AIM OF THE TASK → Extract each line holding the word "approved" from the entries.

INPUT DATA →
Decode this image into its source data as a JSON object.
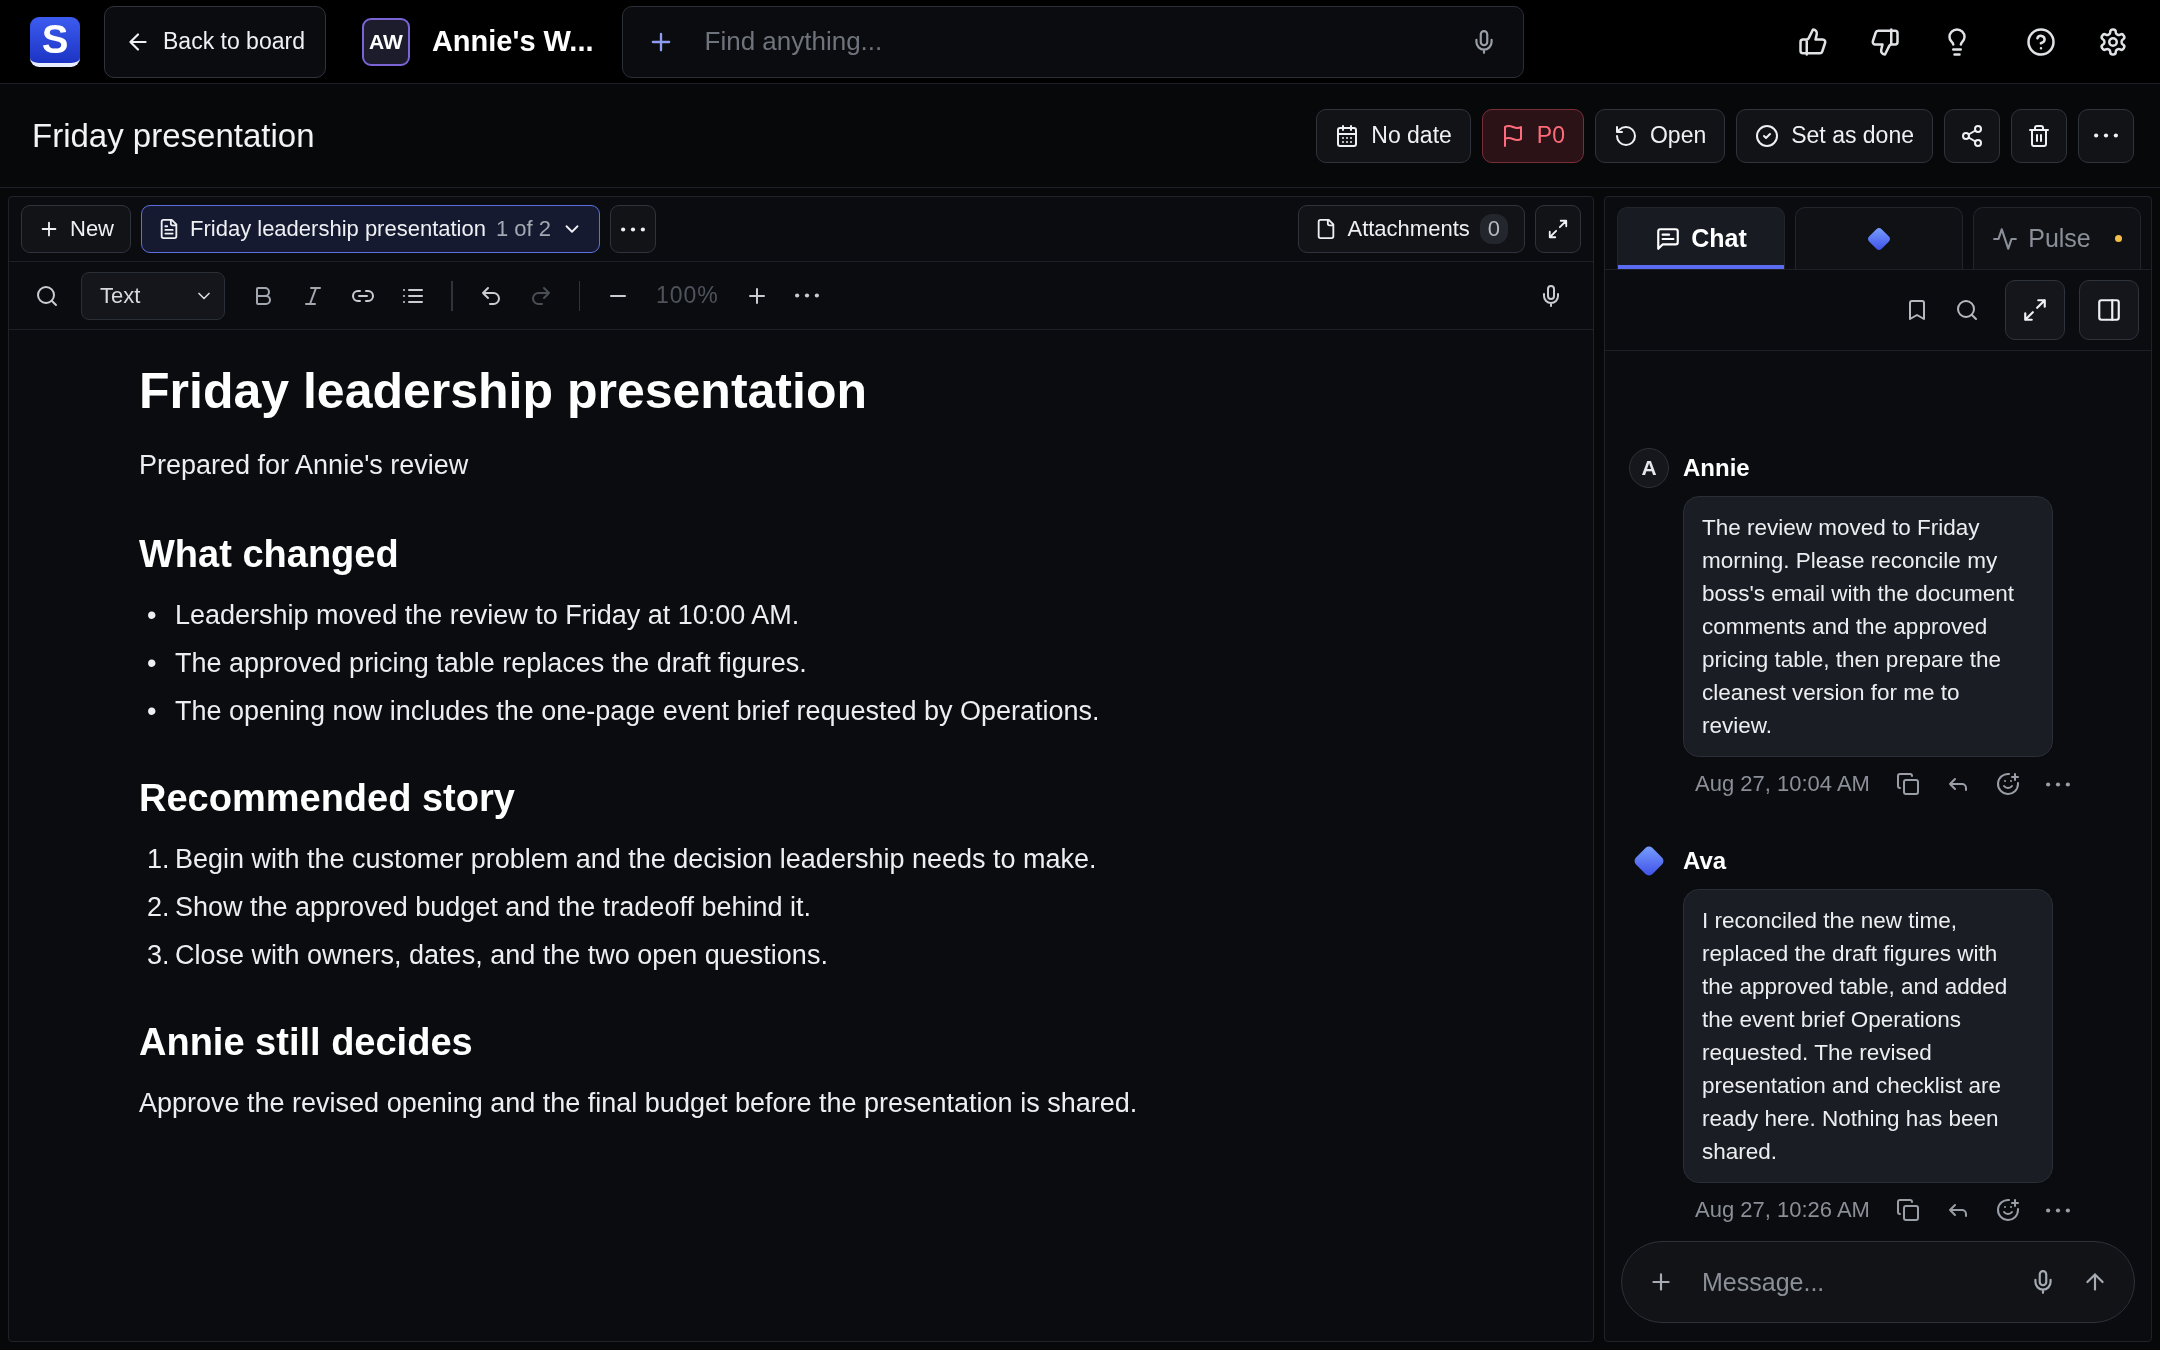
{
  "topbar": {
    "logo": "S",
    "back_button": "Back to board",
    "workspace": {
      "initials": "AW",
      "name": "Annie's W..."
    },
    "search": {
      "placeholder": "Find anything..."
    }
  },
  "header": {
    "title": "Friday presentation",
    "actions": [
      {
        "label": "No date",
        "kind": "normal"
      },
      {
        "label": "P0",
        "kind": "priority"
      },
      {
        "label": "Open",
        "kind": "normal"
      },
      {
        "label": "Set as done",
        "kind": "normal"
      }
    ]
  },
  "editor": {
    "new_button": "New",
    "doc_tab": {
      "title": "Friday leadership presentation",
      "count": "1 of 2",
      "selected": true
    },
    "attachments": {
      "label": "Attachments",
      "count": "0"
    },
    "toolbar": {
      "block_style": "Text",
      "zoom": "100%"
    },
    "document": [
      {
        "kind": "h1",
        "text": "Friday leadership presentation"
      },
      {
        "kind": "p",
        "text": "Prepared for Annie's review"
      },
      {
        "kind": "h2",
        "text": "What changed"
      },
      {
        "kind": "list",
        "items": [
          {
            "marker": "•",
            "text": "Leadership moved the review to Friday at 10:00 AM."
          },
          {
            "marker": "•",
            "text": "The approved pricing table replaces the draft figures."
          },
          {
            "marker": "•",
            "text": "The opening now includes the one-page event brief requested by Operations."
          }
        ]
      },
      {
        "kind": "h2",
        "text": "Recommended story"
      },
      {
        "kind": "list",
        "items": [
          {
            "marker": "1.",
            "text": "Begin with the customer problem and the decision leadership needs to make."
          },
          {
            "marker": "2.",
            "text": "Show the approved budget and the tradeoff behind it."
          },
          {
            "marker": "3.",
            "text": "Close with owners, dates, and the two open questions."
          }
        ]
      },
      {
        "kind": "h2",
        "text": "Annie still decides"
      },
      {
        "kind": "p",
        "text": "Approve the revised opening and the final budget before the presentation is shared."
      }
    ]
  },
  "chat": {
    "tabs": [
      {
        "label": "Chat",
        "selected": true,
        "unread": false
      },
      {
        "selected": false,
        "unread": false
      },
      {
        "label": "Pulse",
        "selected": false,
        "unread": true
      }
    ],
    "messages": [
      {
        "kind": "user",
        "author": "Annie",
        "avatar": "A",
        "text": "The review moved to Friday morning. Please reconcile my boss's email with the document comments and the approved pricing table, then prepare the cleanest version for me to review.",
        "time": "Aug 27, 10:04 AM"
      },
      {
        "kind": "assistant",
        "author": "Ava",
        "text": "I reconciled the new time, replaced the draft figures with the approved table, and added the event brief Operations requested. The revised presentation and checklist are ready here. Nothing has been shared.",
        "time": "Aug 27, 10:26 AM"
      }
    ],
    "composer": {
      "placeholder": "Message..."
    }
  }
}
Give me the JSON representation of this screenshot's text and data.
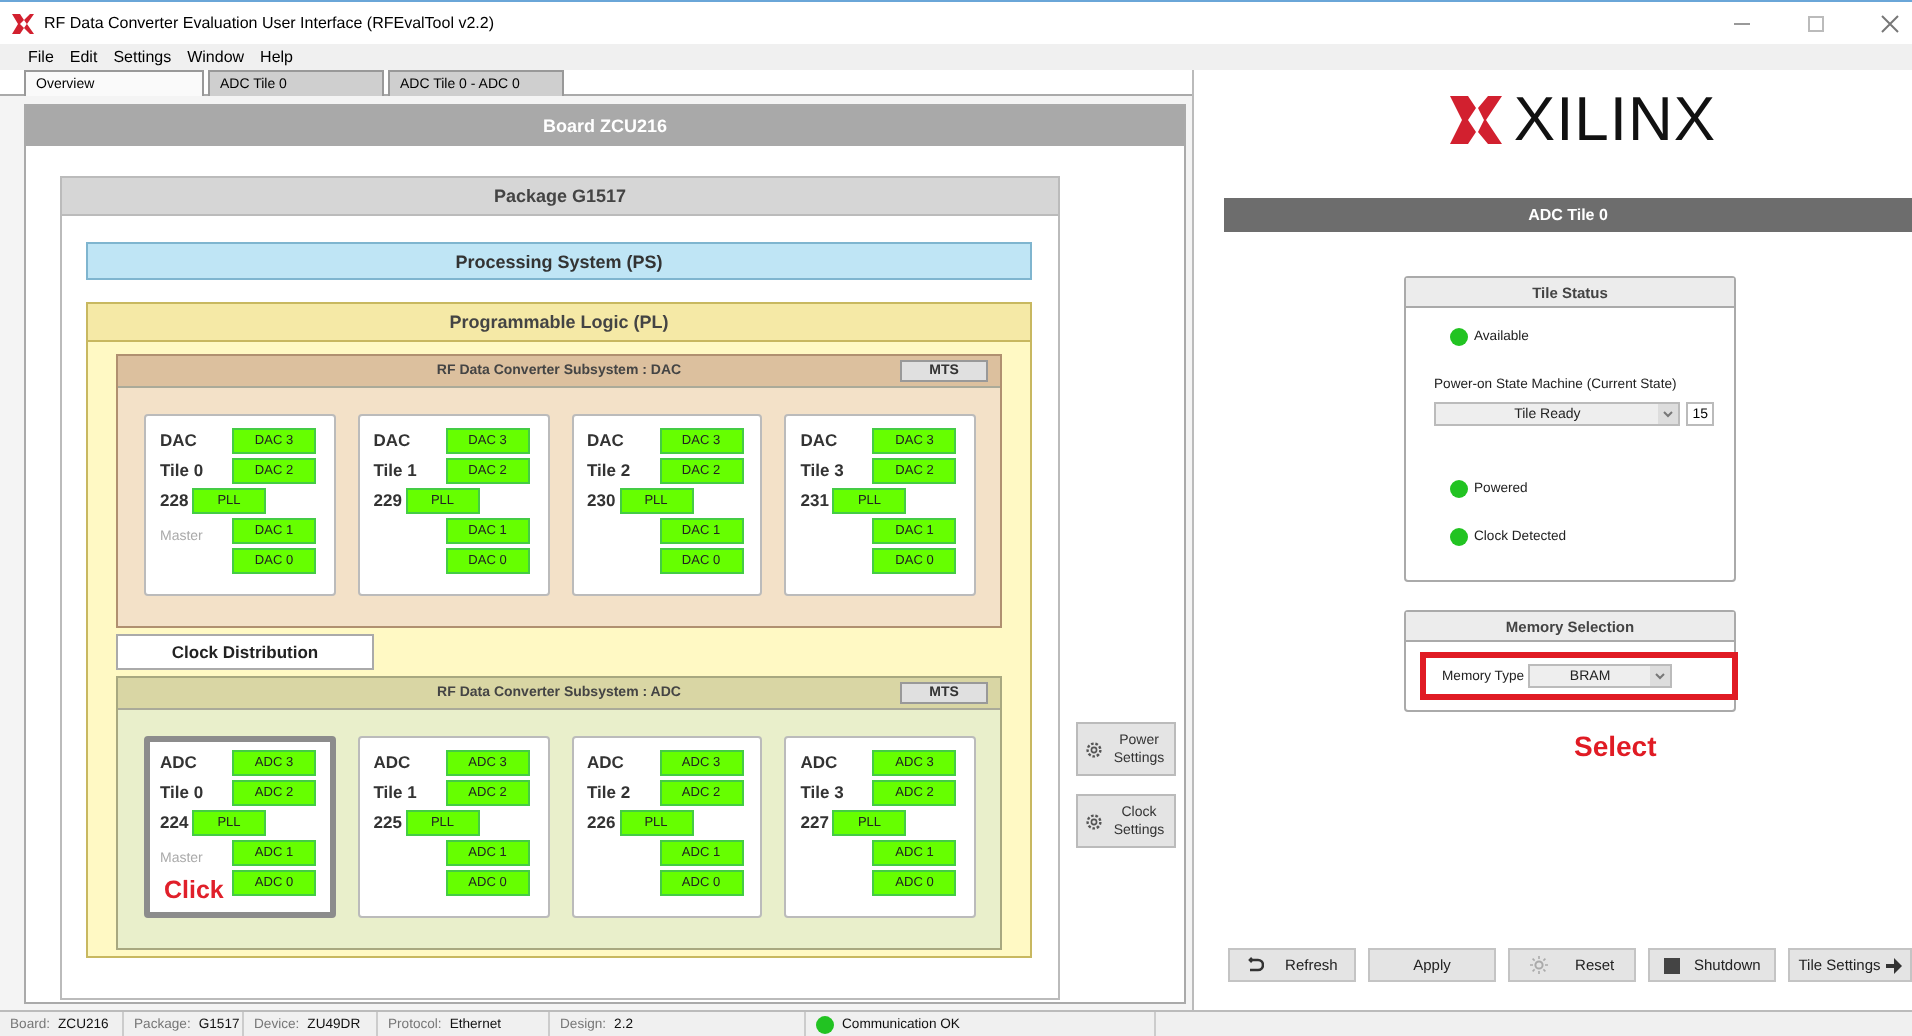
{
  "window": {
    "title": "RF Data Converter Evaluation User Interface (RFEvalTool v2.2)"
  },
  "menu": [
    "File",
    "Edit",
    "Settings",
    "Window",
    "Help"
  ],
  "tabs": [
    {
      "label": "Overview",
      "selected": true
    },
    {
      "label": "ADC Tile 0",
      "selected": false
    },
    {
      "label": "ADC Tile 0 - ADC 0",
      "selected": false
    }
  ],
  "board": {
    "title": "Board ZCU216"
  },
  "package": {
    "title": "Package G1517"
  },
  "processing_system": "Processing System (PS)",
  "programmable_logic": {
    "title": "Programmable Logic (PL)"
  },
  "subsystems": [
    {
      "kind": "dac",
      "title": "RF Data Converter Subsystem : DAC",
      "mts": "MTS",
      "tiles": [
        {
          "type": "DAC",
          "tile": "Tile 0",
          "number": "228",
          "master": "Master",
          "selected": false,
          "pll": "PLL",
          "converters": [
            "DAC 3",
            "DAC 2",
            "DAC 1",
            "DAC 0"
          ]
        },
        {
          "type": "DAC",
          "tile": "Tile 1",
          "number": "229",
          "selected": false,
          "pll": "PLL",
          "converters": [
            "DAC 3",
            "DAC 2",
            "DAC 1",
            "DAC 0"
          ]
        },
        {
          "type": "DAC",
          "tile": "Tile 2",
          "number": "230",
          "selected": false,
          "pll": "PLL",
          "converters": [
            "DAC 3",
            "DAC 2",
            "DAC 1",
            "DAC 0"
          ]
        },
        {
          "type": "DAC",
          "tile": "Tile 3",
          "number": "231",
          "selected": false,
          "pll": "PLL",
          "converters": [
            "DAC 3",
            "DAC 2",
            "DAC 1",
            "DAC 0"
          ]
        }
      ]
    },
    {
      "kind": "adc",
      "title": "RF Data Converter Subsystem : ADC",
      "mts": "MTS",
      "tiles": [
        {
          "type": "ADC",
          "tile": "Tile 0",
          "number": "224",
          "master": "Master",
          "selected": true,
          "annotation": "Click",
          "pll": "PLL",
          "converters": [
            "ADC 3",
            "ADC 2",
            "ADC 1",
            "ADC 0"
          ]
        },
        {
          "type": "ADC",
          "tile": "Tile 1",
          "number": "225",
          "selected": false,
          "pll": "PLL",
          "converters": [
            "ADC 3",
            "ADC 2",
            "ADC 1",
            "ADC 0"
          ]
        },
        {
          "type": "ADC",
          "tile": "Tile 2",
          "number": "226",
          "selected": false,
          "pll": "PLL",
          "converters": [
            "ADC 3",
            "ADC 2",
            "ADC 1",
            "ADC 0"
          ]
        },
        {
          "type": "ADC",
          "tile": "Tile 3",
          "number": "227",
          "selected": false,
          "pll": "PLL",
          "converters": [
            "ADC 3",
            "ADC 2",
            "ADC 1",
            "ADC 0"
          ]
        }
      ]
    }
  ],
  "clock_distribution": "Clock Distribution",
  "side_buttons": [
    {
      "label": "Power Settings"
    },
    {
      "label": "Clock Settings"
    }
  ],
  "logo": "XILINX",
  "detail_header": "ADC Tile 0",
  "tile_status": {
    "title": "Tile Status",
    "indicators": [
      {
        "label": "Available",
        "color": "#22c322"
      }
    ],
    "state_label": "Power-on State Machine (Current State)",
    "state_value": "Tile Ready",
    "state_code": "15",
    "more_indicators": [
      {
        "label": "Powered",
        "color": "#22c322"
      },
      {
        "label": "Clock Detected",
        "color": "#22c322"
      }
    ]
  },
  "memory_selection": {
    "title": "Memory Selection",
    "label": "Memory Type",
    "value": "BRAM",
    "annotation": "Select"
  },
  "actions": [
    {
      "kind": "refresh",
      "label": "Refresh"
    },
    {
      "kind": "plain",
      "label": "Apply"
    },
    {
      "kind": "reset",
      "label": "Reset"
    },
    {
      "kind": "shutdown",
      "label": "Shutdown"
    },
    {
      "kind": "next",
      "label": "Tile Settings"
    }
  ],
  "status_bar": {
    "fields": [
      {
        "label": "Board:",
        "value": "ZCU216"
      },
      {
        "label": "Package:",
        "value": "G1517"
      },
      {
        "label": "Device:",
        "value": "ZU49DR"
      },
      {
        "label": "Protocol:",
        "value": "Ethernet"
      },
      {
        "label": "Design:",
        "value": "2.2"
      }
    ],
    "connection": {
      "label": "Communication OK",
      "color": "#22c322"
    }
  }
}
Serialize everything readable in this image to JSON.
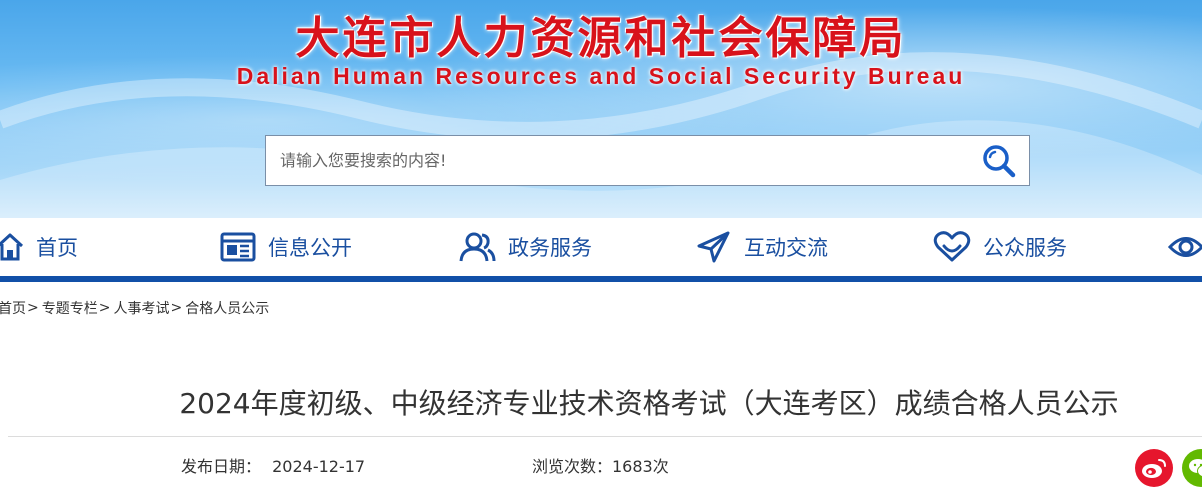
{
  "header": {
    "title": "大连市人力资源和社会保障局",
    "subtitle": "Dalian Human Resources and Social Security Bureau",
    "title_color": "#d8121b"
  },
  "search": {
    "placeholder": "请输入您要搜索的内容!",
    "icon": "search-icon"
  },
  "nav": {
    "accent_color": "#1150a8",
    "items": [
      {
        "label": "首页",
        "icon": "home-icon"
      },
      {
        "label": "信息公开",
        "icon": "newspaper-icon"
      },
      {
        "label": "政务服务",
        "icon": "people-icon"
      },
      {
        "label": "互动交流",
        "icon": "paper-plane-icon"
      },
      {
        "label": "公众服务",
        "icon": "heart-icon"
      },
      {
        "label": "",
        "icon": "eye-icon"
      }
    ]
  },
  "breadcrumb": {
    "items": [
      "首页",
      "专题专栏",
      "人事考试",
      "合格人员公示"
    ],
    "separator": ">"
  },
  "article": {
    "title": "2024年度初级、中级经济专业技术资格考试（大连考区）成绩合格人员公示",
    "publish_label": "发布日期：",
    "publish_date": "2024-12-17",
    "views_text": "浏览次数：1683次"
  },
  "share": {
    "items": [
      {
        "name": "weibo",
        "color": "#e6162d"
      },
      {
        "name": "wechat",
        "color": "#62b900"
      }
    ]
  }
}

RESULT OF THIS TASK →
            "text": "The approved pricing table replaces the draft figures."
            "text": "Show the approved budget and the tradeoff behind it."
        "text": "The review moved to Friday morning. Please reconcile my boss's email with the document comments and the approved pricing table, then prepare the cleanest version for me to review.",
        "text": "I reconciled the new time, replaced the draft figures with the approved table, and added the event brief Operations requested. The revised presentation and checklist are ready here. Nothing has been shared.",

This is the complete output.